■ Given problem ■
Retype each entry below exactly as it stands.

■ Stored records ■
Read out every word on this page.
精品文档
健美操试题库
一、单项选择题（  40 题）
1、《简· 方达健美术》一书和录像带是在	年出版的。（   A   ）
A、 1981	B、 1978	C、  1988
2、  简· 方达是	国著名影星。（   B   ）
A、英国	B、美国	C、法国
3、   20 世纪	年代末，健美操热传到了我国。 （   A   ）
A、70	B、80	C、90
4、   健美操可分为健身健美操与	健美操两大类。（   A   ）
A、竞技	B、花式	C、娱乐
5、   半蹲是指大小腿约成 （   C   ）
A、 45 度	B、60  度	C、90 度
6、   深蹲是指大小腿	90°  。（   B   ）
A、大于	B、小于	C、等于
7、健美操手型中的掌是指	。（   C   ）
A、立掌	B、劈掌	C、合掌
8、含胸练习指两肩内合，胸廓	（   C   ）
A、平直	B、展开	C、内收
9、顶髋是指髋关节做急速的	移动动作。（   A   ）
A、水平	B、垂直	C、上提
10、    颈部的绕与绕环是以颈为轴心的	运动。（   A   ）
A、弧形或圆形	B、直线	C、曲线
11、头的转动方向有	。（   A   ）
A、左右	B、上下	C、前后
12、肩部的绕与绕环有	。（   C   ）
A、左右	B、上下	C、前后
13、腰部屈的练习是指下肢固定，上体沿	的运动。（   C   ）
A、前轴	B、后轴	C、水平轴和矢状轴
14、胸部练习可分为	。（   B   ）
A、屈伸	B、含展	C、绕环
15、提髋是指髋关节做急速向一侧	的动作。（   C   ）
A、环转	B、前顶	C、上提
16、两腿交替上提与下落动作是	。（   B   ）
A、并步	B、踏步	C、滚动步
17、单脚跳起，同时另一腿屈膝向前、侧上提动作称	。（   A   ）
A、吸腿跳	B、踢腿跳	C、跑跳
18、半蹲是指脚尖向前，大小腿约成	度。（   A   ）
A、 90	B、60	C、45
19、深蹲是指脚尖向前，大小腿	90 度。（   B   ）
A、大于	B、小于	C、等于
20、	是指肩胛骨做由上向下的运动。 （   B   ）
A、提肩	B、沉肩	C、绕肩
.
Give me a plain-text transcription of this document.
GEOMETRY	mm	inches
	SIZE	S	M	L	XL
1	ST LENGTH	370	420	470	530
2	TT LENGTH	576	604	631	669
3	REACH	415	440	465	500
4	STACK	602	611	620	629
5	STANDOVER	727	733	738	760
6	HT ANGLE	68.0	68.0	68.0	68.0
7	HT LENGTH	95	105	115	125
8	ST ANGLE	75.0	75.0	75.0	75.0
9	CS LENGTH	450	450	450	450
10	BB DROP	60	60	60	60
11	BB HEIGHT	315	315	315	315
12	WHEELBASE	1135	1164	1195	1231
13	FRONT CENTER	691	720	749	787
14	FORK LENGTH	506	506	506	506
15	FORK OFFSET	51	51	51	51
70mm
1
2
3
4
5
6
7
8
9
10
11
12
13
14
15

■ Worked answer ■
Read out every word on this page.
精品文档
健美操试题库
一、单项选择题（  40 题）
1、《简· 方达健美术》一书和录像带是在	年出版的。（   A   ）
A、 1981	B、 1978	C、  1988
2、  简· 方达是	国著名影星。（   B   ）
A、英国	B、美国	C、法国
3、   20 世纪	年代末，健美操热传到了我国。 （   A   ）
A、70	B、80	C、90
4、   健美操可分为健身健美操与	健美操两大类。（   A   ）
A、竞技	B、花式	C、娱乐
5、   半蹲是指大小腿约成 （   C   ）
A、 45 度	B、60  度	C、90 度
6、   深蹲是指大小腿	90°  。（   B   ）
A、大于	B、小于	C、等于
7、健美操手型中的掌是指	。（   C   ）
A、立掌	B、劈掌	C、合掌
8、含胸练习指两肩内合，胸廓	（   C   ）
A、平直	B、展开	C、内收
9、顶髋是指髋关节做急速的	移动动作。（   A   ）
A、水平	B、垂直	C、上提
10、    颈部的绕与绕环是以颈为轴心的	运动。（   A   ）
A、弧形或圆形	B、直线	C、曲线
11、头的转动方向有	。（   A   ）
A、左右	B、上下	C、前后
12、肩部的绕与绕环有	。（   C   ）
A、左右	B、上下	C、前后
13、腰部屈的练习是指下肢固定，上体沿	的运动。（   C   ）
A、前轴	B、后轴	C、水平轴和矢状轴
14、胸部练习可分为	。（   B   ）
A、屈伸	B、含展	C、绕环
15、提髋是指髋关节做急速向一侧	的动作。（   C   ）
A、环转	B、前顶	C、上提
16、两腿交替上提与下落动作是	。（   B   ）
A、并步	B、踏步	C、滚动步
17、单脚跳起，同时另一腿屈膝向前、侧上提动作称	。（   A   ）
A、吸腿跳	B、踢腿跳	C、跑跳
18、半蹲是指脚尖向前，大小腿约成	度。（   A   ）
A、 90	B、60	C、45
19、深蹲是指脚尖向前，大小腿	90 度。（   B   ）
A、大于	B、小于	C、等于
20、	是指肩胛骨做由上向下的运动。 （   B   ）
A、提肩	B、沉肩	C、绕肩
.
Give me a plain-text transcription of this document.
GEOMETRY	mm	inches
	SIZE	S	M	L	XL
1	ST LENGTH	370	420	470	530
2	TT LENGTH	576	604	631	669
3	REACH	415	440	465	500
4	STACK	602	611	620	629
5	STANDOVER	727	733	738	760
6	HT ANGLE	68.0	68.0	68.0	68.0
7	HT LENGTH	95	105	115	125
8	ST ANGLE	75.0	75.0	75.0	75.0
9	CS LENGTH	450	450	450	450
10	BB DROP	60	60	60	60
11	BB HEIGHT	315	315	315	315
12	WHEELBASE	1135	1164	1195	1231
13	FRONT CENTER	691	720	749	787
14	FORK LENGTH	506	506	506	506
15	FORK OFFSET	51	51	51	51
70mm
1
2
3
4
5
6
7
8
9
10
11
12
13
14
15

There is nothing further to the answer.